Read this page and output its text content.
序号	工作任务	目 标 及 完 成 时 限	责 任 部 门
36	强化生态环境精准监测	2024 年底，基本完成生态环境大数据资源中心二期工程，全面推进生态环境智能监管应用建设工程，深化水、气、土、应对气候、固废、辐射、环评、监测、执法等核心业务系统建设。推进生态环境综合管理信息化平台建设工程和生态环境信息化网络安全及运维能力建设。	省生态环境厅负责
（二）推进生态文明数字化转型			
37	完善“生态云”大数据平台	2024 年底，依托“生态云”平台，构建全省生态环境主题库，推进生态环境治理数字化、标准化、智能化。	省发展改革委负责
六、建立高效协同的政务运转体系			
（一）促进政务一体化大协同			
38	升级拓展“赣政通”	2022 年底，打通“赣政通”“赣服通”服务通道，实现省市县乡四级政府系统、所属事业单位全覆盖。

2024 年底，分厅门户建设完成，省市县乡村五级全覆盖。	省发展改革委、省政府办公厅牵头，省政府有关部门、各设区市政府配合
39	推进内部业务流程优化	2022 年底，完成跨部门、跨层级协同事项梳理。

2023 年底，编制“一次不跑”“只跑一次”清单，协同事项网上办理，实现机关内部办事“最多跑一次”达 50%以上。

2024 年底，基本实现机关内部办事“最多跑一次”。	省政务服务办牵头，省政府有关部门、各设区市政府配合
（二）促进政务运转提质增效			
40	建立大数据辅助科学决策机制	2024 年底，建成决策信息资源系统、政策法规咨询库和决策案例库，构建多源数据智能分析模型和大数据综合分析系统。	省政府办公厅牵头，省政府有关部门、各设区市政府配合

* * *

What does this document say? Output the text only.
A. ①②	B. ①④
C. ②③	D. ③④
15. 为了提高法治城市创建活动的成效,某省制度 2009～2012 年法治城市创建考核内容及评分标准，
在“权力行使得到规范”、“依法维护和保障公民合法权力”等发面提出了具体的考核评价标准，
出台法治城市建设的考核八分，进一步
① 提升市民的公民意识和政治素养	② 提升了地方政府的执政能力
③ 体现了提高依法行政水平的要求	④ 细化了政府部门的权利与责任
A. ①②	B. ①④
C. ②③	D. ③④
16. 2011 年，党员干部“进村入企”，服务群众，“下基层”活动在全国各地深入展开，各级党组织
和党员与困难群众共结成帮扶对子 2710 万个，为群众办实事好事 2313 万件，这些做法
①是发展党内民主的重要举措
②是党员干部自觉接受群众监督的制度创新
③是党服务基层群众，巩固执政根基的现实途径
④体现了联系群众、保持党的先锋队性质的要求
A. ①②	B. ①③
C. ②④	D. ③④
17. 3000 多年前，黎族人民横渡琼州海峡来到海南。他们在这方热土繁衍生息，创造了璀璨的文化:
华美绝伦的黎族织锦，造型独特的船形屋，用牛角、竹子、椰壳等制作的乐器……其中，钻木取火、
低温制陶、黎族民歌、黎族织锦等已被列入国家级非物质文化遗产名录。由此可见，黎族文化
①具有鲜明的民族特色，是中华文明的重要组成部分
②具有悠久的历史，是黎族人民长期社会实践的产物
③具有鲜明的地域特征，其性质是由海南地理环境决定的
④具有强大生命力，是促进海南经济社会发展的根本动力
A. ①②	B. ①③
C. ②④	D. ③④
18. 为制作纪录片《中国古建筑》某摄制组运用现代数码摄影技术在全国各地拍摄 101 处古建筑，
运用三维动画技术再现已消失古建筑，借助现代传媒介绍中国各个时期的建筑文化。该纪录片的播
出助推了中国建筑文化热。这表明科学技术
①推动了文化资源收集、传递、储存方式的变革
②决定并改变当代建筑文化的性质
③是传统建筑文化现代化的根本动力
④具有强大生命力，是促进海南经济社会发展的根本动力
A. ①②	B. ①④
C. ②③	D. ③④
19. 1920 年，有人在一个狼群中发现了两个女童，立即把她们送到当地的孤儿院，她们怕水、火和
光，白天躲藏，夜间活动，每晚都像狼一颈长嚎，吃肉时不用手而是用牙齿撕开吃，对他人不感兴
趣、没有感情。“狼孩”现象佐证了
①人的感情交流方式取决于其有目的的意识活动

- **Given task**
Check each line above for the word "省政府有关部门", and copy the lines where it appears.

- **Exercise solution**
2024 年底，分厅门户建设完成，省市县乡村五级全覆盖。	省发展改革委、省政府办公厅牵头，省政府有关部门、各设区市政府配合
2024 年底，基本实现机关内部办事“最多跑一次”。	省政务服务办牵头，省政府有关部门、各设区市政府配合
40	建立大数据辅助科学决策机制	2024 年底，建成决策信息资源系统、政策法规咨询库和决策案例库，构建多源数据智能分析模型和大数据综合分析系统。	省政府办公厅牵头，省政府有关部门、各设区市政府配合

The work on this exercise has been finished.